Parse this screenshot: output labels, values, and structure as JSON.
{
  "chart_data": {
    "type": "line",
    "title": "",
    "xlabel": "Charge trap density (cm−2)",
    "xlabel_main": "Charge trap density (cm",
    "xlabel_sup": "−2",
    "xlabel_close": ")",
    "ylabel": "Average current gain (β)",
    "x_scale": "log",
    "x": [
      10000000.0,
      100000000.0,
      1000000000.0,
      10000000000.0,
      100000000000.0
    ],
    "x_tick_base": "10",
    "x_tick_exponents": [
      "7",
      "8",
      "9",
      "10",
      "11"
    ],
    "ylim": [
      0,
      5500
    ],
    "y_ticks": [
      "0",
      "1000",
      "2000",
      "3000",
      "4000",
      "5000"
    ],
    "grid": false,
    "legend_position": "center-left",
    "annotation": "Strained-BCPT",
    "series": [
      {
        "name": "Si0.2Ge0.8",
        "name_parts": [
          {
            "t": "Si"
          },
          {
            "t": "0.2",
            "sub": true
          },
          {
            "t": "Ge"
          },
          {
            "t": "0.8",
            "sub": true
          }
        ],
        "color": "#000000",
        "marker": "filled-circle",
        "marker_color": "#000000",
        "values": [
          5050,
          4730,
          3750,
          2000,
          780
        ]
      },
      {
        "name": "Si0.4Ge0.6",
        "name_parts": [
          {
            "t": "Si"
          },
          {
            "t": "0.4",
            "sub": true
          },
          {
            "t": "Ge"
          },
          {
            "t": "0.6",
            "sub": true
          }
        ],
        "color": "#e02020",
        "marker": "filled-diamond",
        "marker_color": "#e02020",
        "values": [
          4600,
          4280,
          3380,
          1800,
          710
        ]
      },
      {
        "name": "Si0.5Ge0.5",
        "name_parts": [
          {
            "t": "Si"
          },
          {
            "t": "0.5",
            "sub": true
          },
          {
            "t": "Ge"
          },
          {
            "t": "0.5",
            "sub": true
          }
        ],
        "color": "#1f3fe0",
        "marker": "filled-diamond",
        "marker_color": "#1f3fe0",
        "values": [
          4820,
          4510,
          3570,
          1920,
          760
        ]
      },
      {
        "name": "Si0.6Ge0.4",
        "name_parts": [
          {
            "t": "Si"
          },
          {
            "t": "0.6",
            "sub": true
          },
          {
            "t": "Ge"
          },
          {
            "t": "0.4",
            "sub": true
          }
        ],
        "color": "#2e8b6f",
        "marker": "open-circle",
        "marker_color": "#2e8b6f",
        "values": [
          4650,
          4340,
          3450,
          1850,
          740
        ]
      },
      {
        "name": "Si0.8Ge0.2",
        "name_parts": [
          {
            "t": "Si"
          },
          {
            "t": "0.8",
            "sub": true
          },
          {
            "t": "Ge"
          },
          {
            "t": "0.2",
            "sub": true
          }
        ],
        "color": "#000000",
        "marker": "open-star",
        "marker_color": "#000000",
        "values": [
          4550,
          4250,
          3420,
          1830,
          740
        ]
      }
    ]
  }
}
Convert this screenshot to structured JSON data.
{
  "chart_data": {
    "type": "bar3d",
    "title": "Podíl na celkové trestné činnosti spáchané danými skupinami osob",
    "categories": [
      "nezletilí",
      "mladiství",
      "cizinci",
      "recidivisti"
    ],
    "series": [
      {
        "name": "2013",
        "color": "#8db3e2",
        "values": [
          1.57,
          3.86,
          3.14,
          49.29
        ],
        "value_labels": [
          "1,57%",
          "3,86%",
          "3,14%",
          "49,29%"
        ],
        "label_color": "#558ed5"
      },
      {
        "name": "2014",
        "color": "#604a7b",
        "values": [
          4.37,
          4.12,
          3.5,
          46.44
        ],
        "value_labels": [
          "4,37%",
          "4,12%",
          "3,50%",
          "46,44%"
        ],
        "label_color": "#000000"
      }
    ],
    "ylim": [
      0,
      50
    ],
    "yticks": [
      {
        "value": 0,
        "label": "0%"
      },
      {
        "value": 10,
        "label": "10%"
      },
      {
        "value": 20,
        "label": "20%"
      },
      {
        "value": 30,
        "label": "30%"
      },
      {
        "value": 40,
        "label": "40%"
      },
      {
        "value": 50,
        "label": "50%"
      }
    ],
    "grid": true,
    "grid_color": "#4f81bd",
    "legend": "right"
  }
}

**DIRECTIVE**
Set down the listing above in full, please, exactly as it appears.

**RESPONSE**
Parse this screenshot: output labels, values, and structure as JSON.
{
  "chart_data": {
    "type": "line",
    "title": "",
    "xlabel": "Charge trap density (cm−2)",
    "xlabel_main": "Charge trap density (cm",
    "xlabel_sup": "−2",
    "xlabel_close": ")",
    "ylabel": "Average current gain (β)",
    "x_scale": "log",
    "x": [
      10000000.0,
      100000000.0,
      1000000000.0,
      10000000000.0,
      100000000000.0
    ],
    "x_tick_base": "10",
    "x_tick_exponents": [
      "7",
      "8",
      "9",
      "10",
      "11"
    ],
    "ylim": [
      0,
      5500
    ],
    "y_ticks": [
      "0",
      "1000",
      "2000",
      "3000",
      "4000",
      "5000"
    ],
    "grid": false,
    "legend_position": "center-left",
    "annotation": "Strained-BCPT",
    "series": [
      {
        "name": "Si0.2Ge0.8",
        "name_parts": [
          {
            "t": "Si"
          },
          {
            "t": "0.2",
            "sub": true
          },
          {
            "t": "Ge"
          },
          {
            "t": "0.8",
            "sub": true
          }
        ],
        "color": "#000000",
        "marker": "filled-circle",
        "marker_color": "#000000",
        "values": [
          5050,
          4730,
          3750,
          2000,
          780
        ]
      },
      {
        "name": "Si0.4Ge0.6",
        "name_parts": [
          {
            "t": "Si"
          },
          {
            "t": "0.4",
            "sub": true
          },
          {
            "t": "Ge"
          },
          {
            "t": "0.6",
            "sub": true
          }
        ],
        "color": "#e02020",
        "marker": "filled-diamond",
        "marker_color": "#e02020",
        "values": [
          4600,
          4280,
          3380,
          1800,
          710
        ]
      },
      {
        "name": "Si0.5Ge0.5",
        "name_parts": [
          {
            "t": "Si"
          },
          {
            "t": "0.5",
            "sub": true
          },
          {
            "t": "Ge"
          },
          {
            "t": "0.5",
            "sub": true
          }
        ],
        "color": "#1f3fe0",
        "marker": "filled-diamond",
        "marker_color": "#1f3fe0",
        "values": [
          4820,
          4510,
          3570,
          1920,
          760
        ]
      },
      {
        "name": "Si0.6Ge0.4",
        "name_parts": [
          {
            "t": "Si"
          },
          {
            "t": "0.6",
            "sub": true
          },
          {
            "t": "Ge"
          },
          {
            "t": "0.4",
            "sub": true
          }
        ],
        "color": "#2e8b6f",
        "marker": "open-circle",
        "marker_color": "#2e8b6f",
        "values": [
          4650,
          4340,
          3450,
          1850,
          740
        ]
      },
      {
        "name": "Si0.8Ge0.2",
        "name_parts": [
          {
            "t": "Si"
          },
          {
            "t": "0.8",
            "sub": true
          },
          {
            "t": "Ge"
          },
          {
            "t": "0.2",
            "sub": true
          }
        ],
        "color": "#000000",
        "marker": "open-star",
        "marker_color": "#000000",
        "values": [
          4550,
          4250,
          3420,
          1830,
          740
        ]
      }
    ]
  }
}
Convert this screenshot to structured JSON data.
{
  "chart_data": {
    "type": "bar3d",
    "title": "Podíl na celkové trestné činnosti spáchané danými skupinami osob",
    "categories": [
      "nezletilí",
      "mladiství",
      "cizinci",
      "recidivisti"
    ],
    "series": [
      {
        "name": "2013",
        "color": "#8db3e2",
        "values": [
          1.57,
          3.86,
          3.14,
          49.29
        ],
        "value_labels": [
          "1,57%",
          "3,86%",
          "3,14%",
          "49,29%"
        ],
        "label_color": "#558ed5"
      },
      {
        "name": "2014",
        "color": "#604a7b",
        "values": [
          4.37,
          4.12,
          3.5,
          46.44
        ],
        "value_labels": [
          "4,37%",
          "4,12%",
          "3,50%",
          "46,44%"
        ],
        "label_color": "#000000"
      }
    ],
    "ylim": [
      0,
      50
    ],
    "yticks": [
      {
        "value": 0,
        "label": "0%"
      },
      {
        "value": 10,
        "label": "10%"
      },
      {
        "value": 20,
        "label": "20%"
      },
      {
        "value": 30,
        "label": "30%"
      },
      {
        "value": 40,
        "label": "40%"
      },
      {
        "value": 50,
        "label": "50%"
      }
    ],
    "grid": true,
    "grid_color": "#4f81bd",
    "legend": "right"
  }
}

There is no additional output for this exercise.